[start DATA SHOWN]
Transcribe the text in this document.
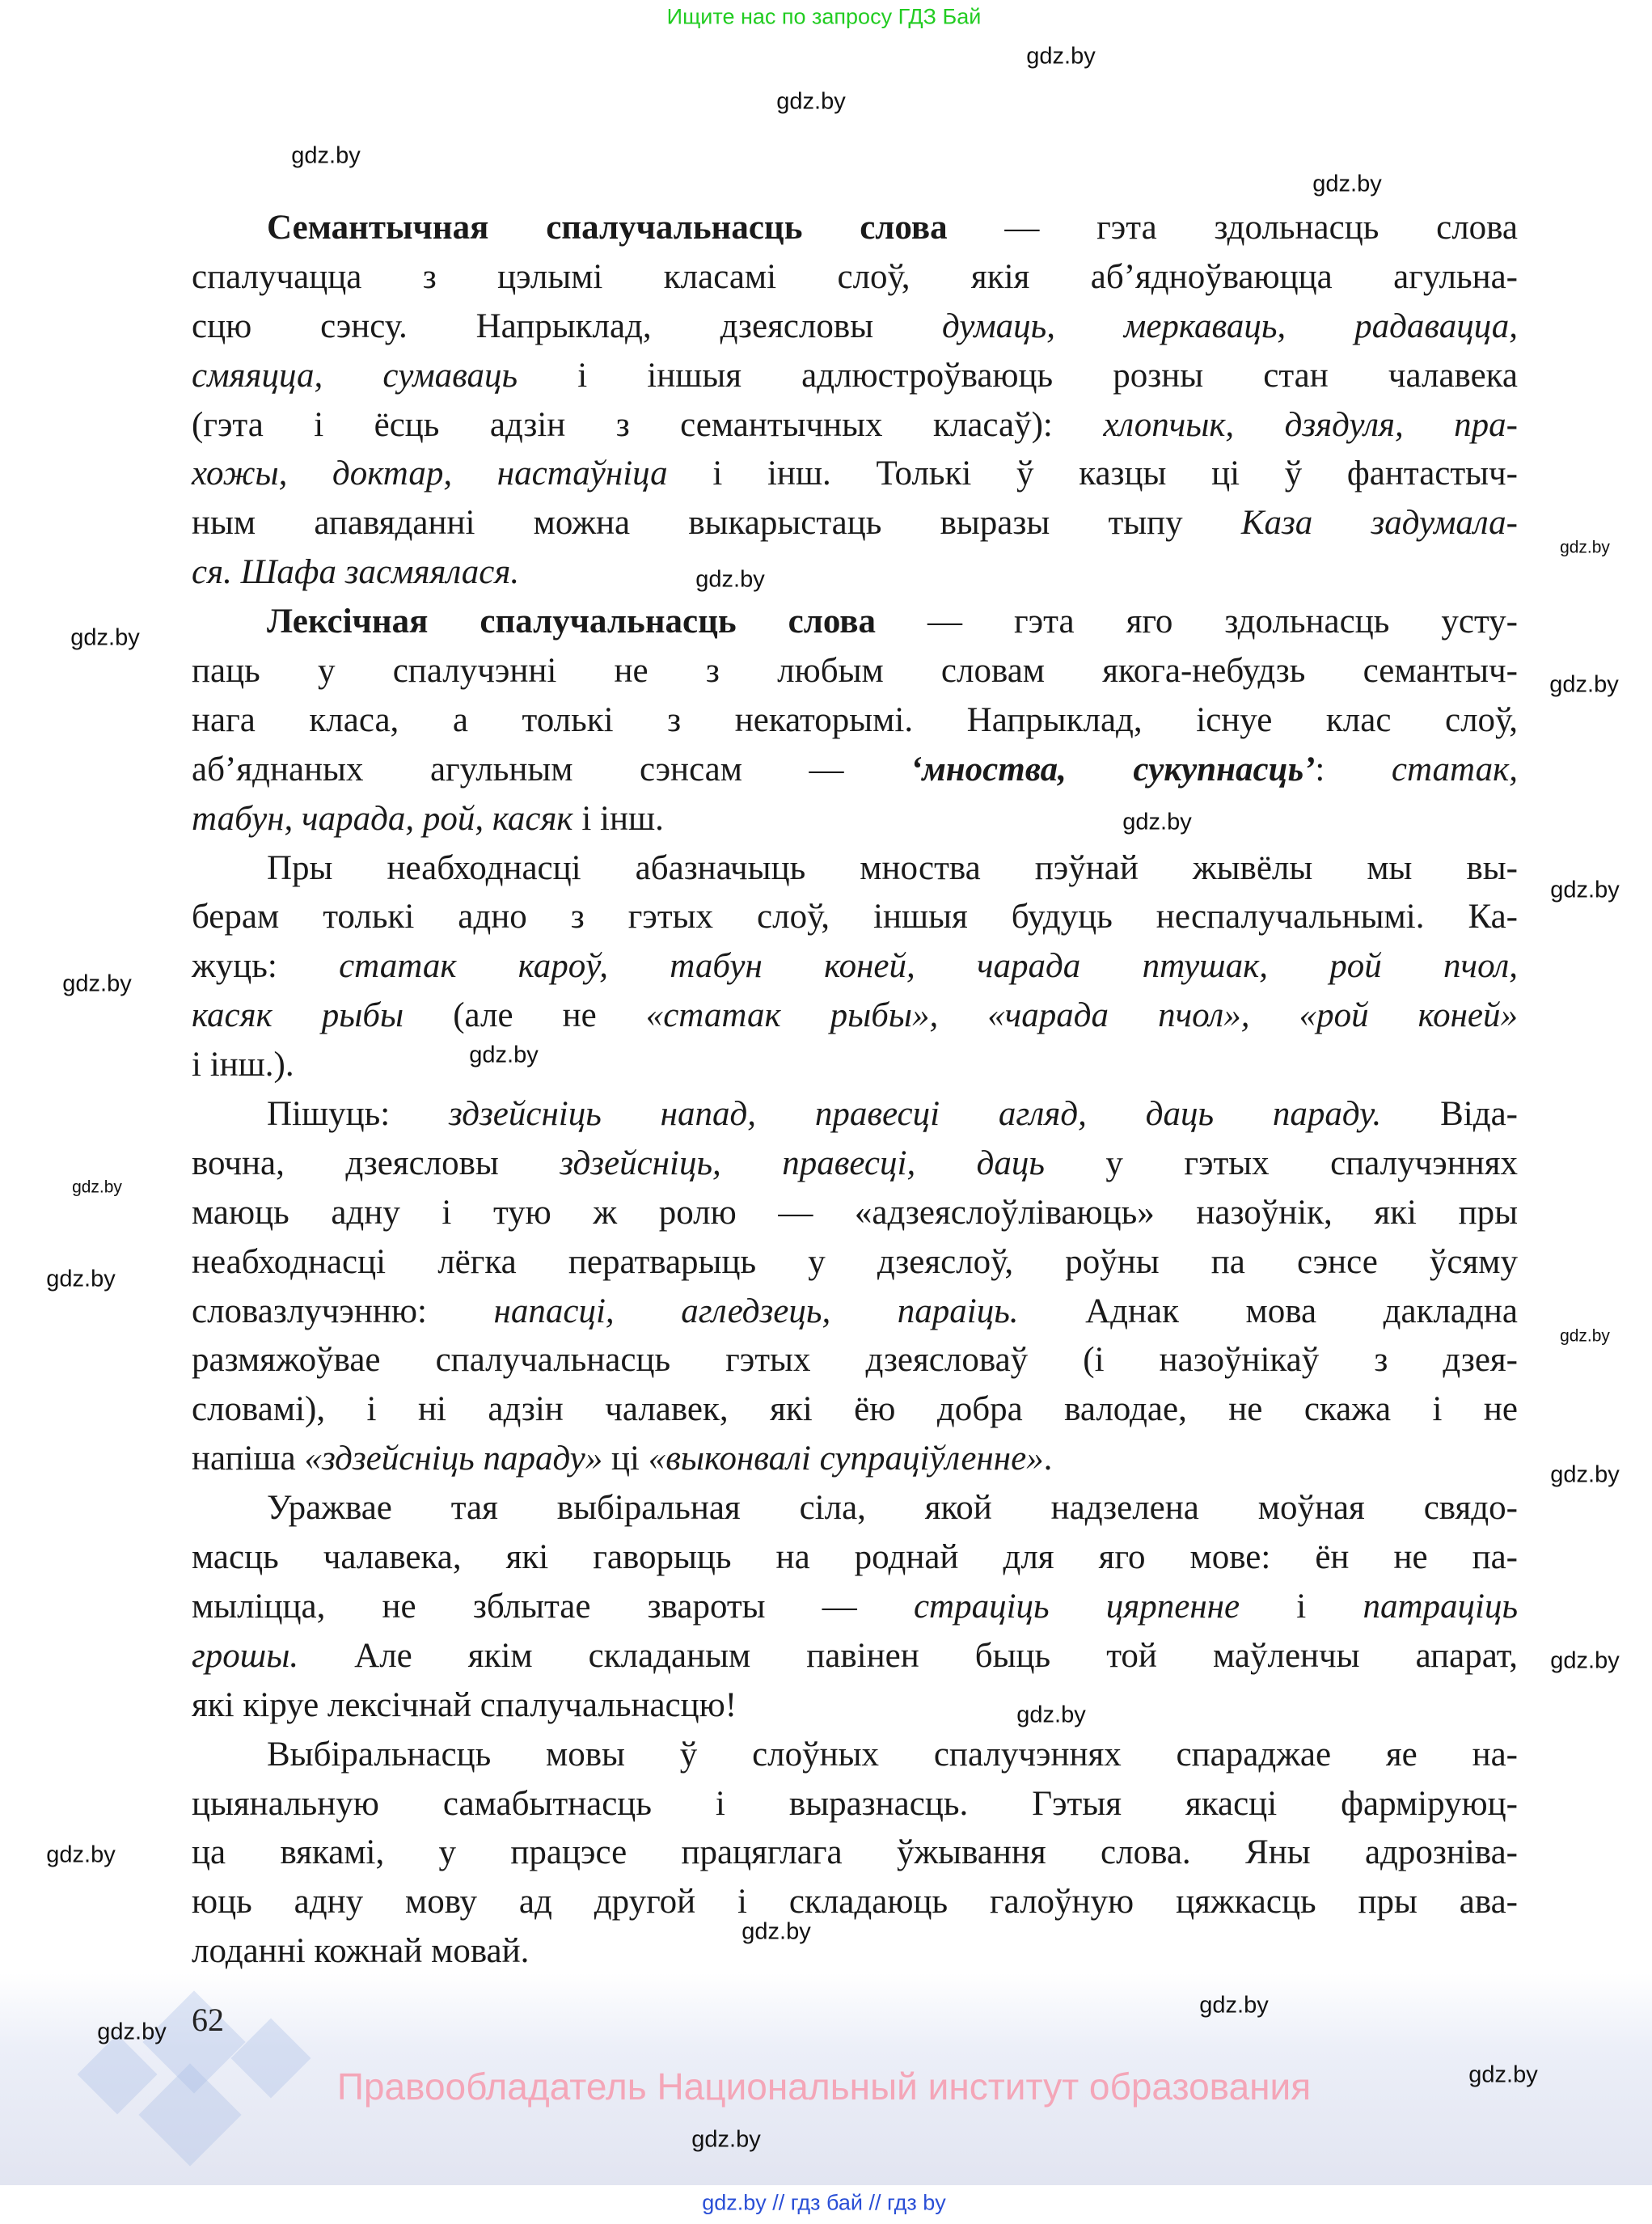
Ищите нас по запросу ГДЗ Бай
Семантычная спалучальнасць слова — гэта здольнасць слова
спалучацца з цэлымі класамі слоў, якія аб’ядноўваюцца агульна-
сцю сэнсу. Напрыклад, дзеясловы думаць, меркаваць, радавацца,
смяяцца, сумаваць і іншыя адлюстроўваюць розны стан чалавека
(гэта і ёсць адзін з семантычных класаў): хлопчык, дзядуля, пра-
хожы, доктар, настаўніца і інш. Толькі ў казцы ці ў фантастыч-
ным апавяданні можна выкарыстаць выразы тыпу Каза задумала-
ся. Шафа засмяялася.
Лексічная спалучальнасць слова — гэта яго здольнасць усту-
паць у спалучэнні не з любым словам якога-небудзь семантыч-
нага класа, а толькі з некаторымі. Напрыклад, існуе клас слоў,
аб’яднаных агульным сэнсам — ‘мноства, сукупнасць’: статак,
табун, чарада, рой, касяк і інш.
Пры неабходнасці абазначыць мноства пэўнай жывёлы мы вы-
берам толькі адно з гэтых слоў, іншыя будуць неспалучальнымі. Ка-
жуць: статак кароў, табун коней, чарада птушак, рой пчол,
касяк рыбы (але не «статак рыбы», «чарада пчол», «рой коней»
і інш.).
Пішуць: здзейсніць напад, правесці агляд, даць параду. Віда-
вочна, дзеясловы здзейсніць, правесці, даць у гэтых спалучэннях
маюць адну і тую ж ролю — «адзеяслоўліваюць» назоўнік, які пры
неабходнасці лёгка ператварыць у дзеяслоў, роўны па сэнсе ўсяму
словазлучэнню: напасці, агледзець, параіць. Аднак мова дакладна
размяжоўвае спалучальнасць гэтых дзеясловаў (і назоўнікаў з дзея-
словамі), і ні адзін чалавек, які ёю добра валодае, не скажа і не
напіша «здзейсніць параду» ці «выконвалі супраціўленне».
Уражвае тая выбіральная сіла, якой надзелена моўная свядо-
масць чалавека, які гаворыць на роднай для яго мове: ён не па-
мыліцца, не зблытае звароты — страціць цярпенне і патраціць
грошы. Але якім складаным павінен быць той маўленчы апарат,
які кіруе лексічнай спалучальнасцю!
Выбіральнасць мовы ў слоўных спалучэннях спараджае яе на-
цыянальную самабытнасць і выразнасць. Гэтыя якасці фарміруюц-
ца вякамі, у працэсе працяглага ўжывання слова. Яны адрозніва-
юць адну мову ад другой і складаюць галоўную цяжкасць пры ава-
лоданні кожнай мовай.
62
Правообладатель Национальный институт образования
gdz.by // гдз бай // гдз by
gdz.by
gdz.by
gdz.by
gdz.by
gdz.by
gdz.by
gdz.by
gdz.by
gdz.by
gdz.by
gdz.by
gdz.by
gdz.by
gdz.by
gdz.by
gdz.by
gdz.by
gdz.by
gdz.by
gdz.by
gdz.by
gdz.by
gdz.by
gdz.by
[end DATA SHOWN]
WHAT YOU ARE ASKED TO DO
Copy all lines in the listing above where the string "касяк" appears.

RESPONSE BELOW
табун, чарада, рой, касяк і інш.
касяк рыбы (але не «статак рыбы», «чарада пчол», «рой коней»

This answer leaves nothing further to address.